### What is being asked
Among the lines below, how many carry the string "title"? Reply with a number and nothing else.

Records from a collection
------------------------------

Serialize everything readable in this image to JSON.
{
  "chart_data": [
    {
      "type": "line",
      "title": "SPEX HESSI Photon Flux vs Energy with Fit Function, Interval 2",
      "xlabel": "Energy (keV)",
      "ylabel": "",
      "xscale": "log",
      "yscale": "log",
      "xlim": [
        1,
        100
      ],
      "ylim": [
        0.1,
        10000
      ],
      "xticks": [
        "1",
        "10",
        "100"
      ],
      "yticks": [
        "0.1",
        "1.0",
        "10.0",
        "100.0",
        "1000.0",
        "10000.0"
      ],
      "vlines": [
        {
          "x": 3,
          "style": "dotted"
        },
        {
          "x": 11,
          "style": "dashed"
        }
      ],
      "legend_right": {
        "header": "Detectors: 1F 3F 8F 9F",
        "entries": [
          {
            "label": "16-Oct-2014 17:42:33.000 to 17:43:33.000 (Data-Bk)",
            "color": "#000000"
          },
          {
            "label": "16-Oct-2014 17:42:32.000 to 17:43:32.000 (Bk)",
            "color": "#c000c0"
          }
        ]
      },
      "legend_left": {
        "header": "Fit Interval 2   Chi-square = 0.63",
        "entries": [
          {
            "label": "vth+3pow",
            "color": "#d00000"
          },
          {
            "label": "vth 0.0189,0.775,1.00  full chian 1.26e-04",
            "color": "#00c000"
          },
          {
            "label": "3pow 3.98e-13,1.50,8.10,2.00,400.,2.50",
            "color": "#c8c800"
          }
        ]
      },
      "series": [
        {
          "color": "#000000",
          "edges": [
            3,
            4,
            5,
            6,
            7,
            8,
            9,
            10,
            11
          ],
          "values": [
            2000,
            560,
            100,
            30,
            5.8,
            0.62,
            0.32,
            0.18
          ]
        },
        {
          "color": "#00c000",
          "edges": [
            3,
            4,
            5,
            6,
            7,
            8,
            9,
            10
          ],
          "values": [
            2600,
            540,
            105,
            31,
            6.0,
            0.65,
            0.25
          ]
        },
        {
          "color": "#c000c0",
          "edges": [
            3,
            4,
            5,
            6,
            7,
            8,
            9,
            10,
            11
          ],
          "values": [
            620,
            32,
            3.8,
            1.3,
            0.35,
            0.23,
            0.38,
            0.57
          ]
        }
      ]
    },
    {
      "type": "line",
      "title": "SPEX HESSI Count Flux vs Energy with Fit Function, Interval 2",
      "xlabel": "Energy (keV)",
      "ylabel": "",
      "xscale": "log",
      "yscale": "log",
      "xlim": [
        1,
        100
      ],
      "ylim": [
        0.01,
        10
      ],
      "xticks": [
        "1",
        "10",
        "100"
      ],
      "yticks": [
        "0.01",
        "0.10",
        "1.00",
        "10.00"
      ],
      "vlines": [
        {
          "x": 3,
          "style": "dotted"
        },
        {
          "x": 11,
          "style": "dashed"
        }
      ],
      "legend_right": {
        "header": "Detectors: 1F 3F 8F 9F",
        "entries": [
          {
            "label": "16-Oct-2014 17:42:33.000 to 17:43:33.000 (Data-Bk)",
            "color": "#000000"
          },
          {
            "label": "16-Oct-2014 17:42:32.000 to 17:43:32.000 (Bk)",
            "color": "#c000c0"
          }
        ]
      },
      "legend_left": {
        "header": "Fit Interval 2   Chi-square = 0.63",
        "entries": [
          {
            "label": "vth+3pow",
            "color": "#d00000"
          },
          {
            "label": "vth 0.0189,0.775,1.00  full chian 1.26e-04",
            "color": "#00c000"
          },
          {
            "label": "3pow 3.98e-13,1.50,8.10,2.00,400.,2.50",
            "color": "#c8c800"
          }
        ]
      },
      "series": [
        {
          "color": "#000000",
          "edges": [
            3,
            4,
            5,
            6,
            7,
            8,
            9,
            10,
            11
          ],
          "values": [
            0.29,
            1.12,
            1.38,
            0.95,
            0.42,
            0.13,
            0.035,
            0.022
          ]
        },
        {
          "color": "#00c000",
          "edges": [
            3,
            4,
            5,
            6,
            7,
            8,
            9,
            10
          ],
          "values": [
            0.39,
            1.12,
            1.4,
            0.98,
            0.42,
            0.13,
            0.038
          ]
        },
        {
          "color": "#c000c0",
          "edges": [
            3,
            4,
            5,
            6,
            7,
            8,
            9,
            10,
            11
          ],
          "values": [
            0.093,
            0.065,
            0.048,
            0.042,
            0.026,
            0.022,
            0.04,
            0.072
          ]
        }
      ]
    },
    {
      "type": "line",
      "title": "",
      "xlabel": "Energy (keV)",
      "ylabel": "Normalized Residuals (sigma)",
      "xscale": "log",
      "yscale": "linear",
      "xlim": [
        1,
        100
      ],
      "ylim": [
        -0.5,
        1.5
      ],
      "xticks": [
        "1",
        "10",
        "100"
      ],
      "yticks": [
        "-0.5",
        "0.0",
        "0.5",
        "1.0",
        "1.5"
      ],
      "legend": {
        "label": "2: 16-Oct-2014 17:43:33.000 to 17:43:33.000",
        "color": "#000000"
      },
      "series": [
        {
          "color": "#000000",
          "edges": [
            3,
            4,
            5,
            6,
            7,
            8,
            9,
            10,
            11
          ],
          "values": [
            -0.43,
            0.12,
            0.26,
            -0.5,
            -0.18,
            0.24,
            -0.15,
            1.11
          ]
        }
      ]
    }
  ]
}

------------------------------

### Final answer
3